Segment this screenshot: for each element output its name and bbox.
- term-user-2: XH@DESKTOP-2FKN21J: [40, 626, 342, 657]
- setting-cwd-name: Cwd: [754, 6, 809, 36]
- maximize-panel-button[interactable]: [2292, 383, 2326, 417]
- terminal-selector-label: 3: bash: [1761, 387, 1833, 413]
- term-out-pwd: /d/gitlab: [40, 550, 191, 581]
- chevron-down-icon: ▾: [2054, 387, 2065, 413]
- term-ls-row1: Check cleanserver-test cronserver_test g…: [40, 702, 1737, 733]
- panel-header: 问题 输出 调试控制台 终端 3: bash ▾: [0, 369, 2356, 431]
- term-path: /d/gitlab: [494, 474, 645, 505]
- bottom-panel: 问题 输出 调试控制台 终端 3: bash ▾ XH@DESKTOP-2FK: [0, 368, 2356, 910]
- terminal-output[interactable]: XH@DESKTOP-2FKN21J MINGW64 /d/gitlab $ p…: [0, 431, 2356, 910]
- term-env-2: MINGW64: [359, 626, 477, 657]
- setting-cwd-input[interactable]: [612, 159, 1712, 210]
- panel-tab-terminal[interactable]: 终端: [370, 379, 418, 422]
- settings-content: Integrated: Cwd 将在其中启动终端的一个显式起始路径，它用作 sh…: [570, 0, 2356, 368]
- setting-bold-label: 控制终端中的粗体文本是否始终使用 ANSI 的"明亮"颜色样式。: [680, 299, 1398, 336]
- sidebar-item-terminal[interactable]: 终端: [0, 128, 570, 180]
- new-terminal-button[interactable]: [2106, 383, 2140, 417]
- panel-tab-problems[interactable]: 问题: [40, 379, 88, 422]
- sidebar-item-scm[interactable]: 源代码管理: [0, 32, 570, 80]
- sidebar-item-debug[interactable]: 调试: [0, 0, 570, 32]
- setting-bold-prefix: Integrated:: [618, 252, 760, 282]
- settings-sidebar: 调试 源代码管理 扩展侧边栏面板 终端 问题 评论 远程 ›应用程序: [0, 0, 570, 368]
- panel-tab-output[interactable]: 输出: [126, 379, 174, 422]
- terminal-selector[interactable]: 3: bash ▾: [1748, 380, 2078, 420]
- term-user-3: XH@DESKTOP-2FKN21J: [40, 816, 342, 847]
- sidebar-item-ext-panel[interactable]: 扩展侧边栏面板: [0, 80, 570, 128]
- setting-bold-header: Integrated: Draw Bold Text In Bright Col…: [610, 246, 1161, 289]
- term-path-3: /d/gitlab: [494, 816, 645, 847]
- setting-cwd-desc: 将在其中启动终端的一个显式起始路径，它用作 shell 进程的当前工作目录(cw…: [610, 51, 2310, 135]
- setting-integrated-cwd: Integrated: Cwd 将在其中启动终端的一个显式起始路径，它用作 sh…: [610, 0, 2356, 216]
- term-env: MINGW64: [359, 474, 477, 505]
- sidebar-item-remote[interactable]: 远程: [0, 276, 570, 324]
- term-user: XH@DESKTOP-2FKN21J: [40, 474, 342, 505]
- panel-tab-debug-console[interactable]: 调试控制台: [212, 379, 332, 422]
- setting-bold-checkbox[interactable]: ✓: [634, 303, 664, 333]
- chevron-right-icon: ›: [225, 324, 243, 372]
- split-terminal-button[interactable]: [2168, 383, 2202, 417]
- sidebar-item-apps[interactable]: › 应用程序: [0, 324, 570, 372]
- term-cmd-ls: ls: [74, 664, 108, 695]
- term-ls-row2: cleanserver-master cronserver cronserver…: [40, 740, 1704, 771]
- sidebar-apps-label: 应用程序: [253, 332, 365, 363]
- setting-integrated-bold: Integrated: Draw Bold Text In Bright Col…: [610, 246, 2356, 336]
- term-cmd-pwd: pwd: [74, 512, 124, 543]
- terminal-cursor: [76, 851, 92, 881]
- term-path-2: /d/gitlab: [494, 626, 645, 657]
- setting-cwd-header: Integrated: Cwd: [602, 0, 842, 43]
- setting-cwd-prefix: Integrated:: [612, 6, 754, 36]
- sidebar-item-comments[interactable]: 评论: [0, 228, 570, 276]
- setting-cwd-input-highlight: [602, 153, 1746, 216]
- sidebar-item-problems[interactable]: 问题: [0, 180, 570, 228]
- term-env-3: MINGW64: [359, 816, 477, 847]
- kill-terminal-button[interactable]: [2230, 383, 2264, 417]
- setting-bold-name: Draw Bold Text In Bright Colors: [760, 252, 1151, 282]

+===+

• [WHAT IS EXPECTED]:
Copy out every one of the lines above, from first to last, character for character and in the same order.

• [WRITTEN SOLUTION]:
Segment this screenshot: for each element output its name and bbox.
- term-user-2: XH@DESKTOP-2FKN21J: [40, 626, 342, 657]
- setting-cwd-name: Cwd: [754, 6, 809, 36]
- maximize-panel-button[interactable]: [2292, 383, 2326, 417]
- terminal-selector-label: 3: bash: [1761, 387, 1833, 413]
- term-out-pwd: /d/gitlab: [40, 550, 191, 581]
- chevron-down-icon: ▾: [2054, 387, 2065, 413]
- term-ls-row1: Check cleanserver-test cronserver_test g…: [40, 702, 1737, 733]
- panel-header: 问题 输出 调试控制台 终端 3: bash ▾: [0, 369, 2356, 431]
- term-path: /d/gitlab: [494, 474, 645, 505]
- bottom-panel: 问题 输出 调试控制台 终端 3: bash ▾ XH@DESKTOP-2FK: [0, 368, 2356, 910]
- terminal-output[interactable]: XH@DESKTOP-2FKN21J MINGW64 /d/gitlab $ p…: [0, 431, 2356, 910]
- term-env-2: MINGW64: [359, 626, 477, 657]
- setting-cwd-input[interactable]: [612, 159, 1712, 210]
- panel-tab-terminal[interactable]: 终端: [370, 379, 418, 422]
- settings-content: Integrated: Cwd 将在其中启动终端的一个显式起始路径，它用作 sh…: [570, 0, 2356, 368]
- setting-bold-label: 控制终端中的粗体文本是否始终使用 ANSI 的"明亮"颜色样式。: [680, 299, 1398, 336]
- sidebar-item-terminal[interactable]: 终端: [0, 128, 570, 180]
- new-terminal-button[interactable]: [2106, 383, 2140, 417]
- panel-tab-problems[interactable]: 问题: [40, 379, 88, 422]
- sidebar-item-scm[interactable]: 源代码管理: [0, 32, 570, 80]
- sidebar-item-debug[interactable]: 调试: [0, 0, 570, 32]
- setting-bold-prefix: Integrated:: [618, 252, 760, 282]
- settings-sidebar: 调试 源代码管理 扩展侧边栏面板 终端 问题 评论 远程 ›应用程序: [0, 0, 570, 368]
- panel-tab-output[interactable]: 输出: [126, 379, 174, 422]
- terminal-selector[interactable]: 3: bash ▾: [1748, 380, 2078, 420]
- term-user-3: XH@DESKTOP-2FKN21J: [40, 816, 342, 847]
- sidebar-item-ext-panel[interactable]: 扩展侧边栏面板: [0, 80, 570, 128]
- setting-bold-header: Integrated: Draw Bold Text In Bright Col…: [610, 246, 1161, 289]
- term-path-3: /d/gitlab: [494, 816, 645, 847]
- setting-cwd-desc: 将在其中启动终端的一个显式起始路径，它用作 shell 进程的当前工作目录(cw…: [610, 51, 2310, 135]
- setting-integrated-cwd: Integrated: Cwd 将在其中启动终端的一个显式起始路径，它用作 sh…: [610, 0, 2356, 216]
- term-env: MINGW64: [359, 474, 477, 505]
- sidebar-item-remote[interactable]: 远程: [0, 276, 570, 324]
- term-user: XH@DESKTOP-2FKN21J: [40, 474, 342, 505]
- panel-tab-debug-console[interactable]: 调试控制台: [212, 379, 332, 422]
- setting-bold-checkbox[interactable]: ✓: [634, 303, 664, 333]
- chevron-right-icon: ›: [225, 324, 243, 372]
- split-terminal-button[interactable]: [2168, 383, 2202, 417]
- sidebar-item-apps[interactable]: › 应用程序: [0, 324, 570, 372]
- term-cmd-ls: ls: [74, 664, 108, 695]
- term-ls-row2: cleanserver-master cronserver cronserver…: [40, 740, 1704, 771]
- sidebar-apps-label: 应用程序: [253, 332, 365, 363]
- setting-integrated-bold: Integrated: Draw Bold Text In Bright Col…: [610, 246, 2356, 336]
- term-cmd-pwd: pwd: [74, 512, 124, 543]
- terminal-cursor: [76, 851, 92, 881]
- term-path-2: /d/gitlab: [494, 626, 645, 657]
- setting-cwd-header: Integrated: Cwd: [602, 0, 842, 43]
- setting-cwd-prefix: Integrated:: [612, 6, 754, 36]
- sidebar-item-comments[interactable]: 评论: [0, 228, 570, 276]
- setting-cwd-input-highlight: [602, 153, 1746, 216]
- sidebar-item-problems[interactable]: 问题: [0, 180, 570, 228]
- term-env-3: MINGW64: [359, 816, 477, 847]
- kill-terminal-button[interactable]: [2230, 383, 2264, 417]
- setting-bold-name: Draw Bold Text In Bright Colors: [760, 252, 1151, 282]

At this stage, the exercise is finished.